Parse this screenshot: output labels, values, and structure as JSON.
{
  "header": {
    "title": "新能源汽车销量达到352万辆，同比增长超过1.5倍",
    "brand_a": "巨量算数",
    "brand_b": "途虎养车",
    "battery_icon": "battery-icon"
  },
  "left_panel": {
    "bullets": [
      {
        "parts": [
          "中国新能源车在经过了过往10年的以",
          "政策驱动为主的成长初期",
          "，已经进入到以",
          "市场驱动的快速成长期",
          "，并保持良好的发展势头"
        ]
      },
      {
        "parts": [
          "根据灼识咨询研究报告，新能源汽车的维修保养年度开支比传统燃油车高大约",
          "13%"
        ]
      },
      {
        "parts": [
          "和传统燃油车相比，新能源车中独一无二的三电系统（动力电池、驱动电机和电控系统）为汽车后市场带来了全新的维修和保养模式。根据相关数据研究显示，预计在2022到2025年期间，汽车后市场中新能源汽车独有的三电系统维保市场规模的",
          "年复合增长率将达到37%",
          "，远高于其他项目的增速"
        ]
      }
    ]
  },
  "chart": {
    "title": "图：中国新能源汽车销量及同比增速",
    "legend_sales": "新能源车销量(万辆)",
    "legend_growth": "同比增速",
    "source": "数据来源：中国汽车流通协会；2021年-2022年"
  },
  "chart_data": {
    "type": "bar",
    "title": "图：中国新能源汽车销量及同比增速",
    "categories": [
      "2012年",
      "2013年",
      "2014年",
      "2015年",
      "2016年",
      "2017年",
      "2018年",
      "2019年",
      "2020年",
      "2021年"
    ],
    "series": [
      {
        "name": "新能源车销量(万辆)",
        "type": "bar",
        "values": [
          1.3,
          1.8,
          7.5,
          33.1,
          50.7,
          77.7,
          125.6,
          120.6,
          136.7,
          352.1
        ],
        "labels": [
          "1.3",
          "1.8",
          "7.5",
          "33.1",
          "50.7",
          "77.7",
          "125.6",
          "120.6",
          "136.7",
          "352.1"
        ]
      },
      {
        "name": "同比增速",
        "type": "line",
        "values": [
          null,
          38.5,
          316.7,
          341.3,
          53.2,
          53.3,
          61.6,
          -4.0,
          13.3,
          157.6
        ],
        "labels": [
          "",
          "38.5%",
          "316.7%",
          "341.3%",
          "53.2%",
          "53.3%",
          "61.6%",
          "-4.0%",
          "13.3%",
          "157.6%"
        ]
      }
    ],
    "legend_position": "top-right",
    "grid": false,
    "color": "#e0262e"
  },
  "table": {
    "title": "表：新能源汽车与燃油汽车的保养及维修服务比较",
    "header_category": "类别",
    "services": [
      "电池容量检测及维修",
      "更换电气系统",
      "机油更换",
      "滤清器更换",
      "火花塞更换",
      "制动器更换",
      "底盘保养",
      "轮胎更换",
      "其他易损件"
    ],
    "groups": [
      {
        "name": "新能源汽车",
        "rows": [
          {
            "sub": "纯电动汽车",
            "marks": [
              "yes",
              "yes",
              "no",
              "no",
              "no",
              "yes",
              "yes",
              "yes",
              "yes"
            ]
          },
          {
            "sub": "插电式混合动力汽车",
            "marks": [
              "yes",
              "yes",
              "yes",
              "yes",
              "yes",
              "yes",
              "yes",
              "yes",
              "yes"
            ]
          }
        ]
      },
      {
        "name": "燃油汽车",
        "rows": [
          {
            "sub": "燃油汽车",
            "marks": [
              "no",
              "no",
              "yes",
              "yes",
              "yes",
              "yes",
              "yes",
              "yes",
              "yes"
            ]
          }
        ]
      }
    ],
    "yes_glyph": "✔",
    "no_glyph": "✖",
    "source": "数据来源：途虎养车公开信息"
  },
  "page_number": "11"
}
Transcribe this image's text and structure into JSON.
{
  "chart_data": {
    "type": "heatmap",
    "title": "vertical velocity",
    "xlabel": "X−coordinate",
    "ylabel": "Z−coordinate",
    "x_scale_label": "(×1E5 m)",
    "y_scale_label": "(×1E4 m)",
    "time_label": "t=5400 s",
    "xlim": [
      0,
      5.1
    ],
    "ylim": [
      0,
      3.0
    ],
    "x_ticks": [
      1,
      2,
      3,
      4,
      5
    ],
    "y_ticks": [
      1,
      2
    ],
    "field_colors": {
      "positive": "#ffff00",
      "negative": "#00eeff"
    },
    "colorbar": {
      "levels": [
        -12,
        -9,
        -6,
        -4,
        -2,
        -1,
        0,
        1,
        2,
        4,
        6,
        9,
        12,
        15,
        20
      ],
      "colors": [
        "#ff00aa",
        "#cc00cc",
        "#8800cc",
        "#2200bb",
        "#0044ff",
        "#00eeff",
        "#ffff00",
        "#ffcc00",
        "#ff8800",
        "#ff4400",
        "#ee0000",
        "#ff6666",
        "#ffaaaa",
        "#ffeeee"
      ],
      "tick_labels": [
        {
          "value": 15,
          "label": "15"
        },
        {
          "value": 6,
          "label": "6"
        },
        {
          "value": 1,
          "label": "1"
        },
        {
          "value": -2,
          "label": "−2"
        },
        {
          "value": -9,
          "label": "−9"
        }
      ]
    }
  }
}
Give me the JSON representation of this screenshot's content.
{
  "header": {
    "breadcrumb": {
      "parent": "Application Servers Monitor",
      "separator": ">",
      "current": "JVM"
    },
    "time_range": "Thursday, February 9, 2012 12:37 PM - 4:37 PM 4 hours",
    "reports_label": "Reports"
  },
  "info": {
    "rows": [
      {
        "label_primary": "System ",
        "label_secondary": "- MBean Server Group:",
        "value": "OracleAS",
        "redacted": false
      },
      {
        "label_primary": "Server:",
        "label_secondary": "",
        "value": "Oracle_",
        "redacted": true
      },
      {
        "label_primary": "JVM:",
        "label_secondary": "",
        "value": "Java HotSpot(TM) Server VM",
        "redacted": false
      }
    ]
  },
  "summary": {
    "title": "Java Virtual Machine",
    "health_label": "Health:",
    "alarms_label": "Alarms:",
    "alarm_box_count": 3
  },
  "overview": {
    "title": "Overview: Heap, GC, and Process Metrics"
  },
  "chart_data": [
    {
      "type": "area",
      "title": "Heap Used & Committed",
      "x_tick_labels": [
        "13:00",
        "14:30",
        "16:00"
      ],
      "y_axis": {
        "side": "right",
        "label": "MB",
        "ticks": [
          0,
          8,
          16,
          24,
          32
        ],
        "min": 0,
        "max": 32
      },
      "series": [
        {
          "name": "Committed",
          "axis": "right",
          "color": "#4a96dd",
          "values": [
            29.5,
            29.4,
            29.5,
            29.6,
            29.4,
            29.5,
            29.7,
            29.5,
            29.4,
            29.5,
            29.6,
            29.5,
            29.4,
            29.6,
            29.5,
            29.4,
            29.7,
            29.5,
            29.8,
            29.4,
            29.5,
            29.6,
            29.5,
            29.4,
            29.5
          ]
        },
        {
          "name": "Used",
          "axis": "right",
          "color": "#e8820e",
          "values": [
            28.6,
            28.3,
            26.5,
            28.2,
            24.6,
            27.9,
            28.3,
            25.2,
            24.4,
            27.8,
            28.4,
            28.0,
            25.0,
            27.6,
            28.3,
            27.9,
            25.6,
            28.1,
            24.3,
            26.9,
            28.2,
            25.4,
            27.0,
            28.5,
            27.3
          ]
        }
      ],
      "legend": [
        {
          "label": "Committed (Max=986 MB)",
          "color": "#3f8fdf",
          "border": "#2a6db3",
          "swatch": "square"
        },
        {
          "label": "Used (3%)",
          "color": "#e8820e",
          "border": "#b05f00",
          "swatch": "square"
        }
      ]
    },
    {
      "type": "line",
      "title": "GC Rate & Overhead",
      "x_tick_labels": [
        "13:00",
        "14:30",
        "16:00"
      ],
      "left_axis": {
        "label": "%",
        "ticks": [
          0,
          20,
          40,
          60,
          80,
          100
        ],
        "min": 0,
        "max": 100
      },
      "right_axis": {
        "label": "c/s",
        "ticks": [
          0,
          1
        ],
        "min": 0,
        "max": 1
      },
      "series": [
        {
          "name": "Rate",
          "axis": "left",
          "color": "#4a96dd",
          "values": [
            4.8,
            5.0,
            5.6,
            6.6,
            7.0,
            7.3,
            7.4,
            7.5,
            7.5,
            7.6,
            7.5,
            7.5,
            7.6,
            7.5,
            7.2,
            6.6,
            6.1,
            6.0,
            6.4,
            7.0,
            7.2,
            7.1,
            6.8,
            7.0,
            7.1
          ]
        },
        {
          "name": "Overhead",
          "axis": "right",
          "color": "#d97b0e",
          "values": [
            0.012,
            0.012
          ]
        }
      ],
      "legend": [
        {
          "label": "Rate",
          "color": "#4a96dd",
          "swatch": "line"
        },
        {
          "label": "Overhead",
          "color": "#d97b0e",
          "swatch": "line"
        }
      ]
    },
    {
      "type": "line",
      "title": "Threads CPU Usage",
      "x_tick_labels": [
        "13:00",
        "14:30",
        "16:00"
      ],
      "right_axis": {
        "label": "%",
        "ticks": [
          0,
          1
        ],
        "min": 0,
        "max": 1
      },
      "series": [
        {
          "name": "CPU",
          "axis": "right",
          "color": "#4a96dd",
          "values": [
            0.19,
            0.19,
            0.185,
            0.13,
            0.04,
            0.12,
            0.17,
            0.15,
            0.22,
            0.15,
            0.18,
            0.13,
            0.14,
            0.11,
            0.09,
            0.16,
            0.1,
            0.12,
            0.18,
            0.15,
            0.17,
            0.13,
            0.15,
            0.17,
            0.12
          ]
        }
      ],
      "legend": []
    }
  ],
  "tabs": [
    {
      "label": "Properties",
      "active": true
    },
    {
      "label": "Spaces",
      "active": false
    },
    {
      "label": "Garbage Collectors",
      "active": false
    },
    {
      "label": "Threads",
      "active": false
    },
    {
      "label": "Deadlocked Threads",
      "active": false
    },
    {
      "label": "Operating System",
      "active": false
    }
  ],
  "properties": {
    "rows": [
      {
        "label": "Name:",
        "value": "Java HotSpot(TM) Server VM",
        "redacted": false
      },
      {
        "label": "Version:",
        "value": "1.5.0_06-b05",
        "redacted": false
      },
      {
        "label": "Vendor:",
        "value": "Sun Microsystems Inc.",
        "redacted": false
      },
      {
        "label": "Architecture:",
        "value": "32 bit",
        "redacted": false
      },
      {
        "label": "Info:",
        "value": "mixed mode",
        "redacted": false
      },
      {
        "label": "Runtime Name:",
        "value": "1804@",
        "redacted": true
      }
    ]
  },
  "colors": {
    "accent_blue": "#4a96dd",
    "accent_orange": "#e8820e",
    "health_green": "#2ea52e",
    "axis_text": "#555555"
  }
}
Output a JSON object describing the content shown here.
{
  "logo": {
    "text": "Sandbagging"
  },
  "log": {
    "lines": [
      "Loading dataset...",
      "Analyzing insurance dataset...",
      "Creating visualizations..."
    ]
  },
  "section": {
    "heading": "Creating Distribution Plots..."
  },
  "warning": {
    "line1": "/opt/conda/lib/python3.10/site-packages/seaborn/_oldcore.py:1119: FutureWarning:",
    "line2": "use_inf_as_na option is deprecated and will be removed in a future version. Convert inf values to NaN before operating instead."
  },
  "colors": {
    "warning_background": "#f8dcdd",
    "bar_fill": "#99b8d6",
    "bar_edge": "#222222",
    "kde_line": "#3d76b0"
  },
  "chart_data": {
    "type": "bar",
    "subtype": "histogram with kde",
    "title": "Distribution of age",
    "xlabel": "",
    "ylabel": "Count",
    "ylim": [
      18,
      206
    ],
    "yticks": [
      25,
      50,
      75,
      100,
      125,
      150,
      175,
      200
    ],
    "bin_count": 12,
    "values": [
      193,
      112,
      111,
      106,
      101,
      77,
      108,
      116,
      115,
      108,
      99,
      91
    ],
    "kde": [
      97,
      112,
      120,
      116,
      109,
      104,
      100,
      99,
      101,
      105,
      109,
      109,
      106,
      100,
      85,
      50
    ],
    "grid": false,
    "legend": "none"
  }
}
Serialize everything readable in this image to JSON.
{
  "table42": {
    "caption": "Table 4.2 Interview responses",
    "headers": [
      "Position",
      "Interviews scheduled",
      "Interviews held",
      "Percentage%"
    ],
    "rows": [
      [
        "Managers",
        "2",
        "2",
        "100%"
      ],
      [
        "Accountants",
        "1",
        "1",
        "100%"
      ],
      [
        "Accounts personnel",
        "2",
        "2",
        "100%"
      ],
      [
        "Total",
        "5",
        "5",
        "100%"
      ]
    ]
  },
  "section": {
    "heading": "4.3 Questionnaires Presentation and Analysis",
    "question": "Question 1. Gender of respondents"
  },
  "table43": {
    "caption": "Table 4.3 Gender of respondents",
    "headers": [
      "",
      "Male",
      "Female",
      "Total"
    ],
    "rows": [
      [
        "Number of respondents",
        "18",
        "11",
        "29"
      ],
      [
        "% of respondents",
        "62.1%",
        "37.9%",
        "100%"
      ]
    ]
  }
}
---+---
Copy out exactly the lines between the line with "Serialize everything readable" and the last line of the entries, counting both of those lines.

Output:
Serialize everything readable in this image to JSON.
{
  "table42": {
    "caption": "Table 4.2 Interview responses",
    "headers": [
      "Position",
      "Interviews scheduled",
      "Interviews held",
      "Percentage%"
    ],
    "rows": [
      [
        "Managers",
        "2",
        "2",
        "100%"
      ],
      [
        "Accountants",
        "1",
        "1",
        "100%"
      ],
      [
        "Accounts personnel",
        "2",
        "2",
        "100%"
      ],
      [
        "Total",
        "5",
        "5",
        "100%"
      ]
    ]
  },
  "section": {
    "heading": "4.3 Questionnaires Presentation and Analysis",
    "question": "Question 1. Gender of respondents"
  },
  "table43": {
    "caption": "Table 4.3 Gender of respondents",
    "headers": [
      "",
      "Male",
      "Female",
      "Total"
    ],
    "rows": [
      [
        "Number of respondents",
        "18",
        "11",
        "29"
      ],
      [
        "% of respondents",
        "62.1%",
        "37.9%",
        "100%"
      ]
    ]
  }
}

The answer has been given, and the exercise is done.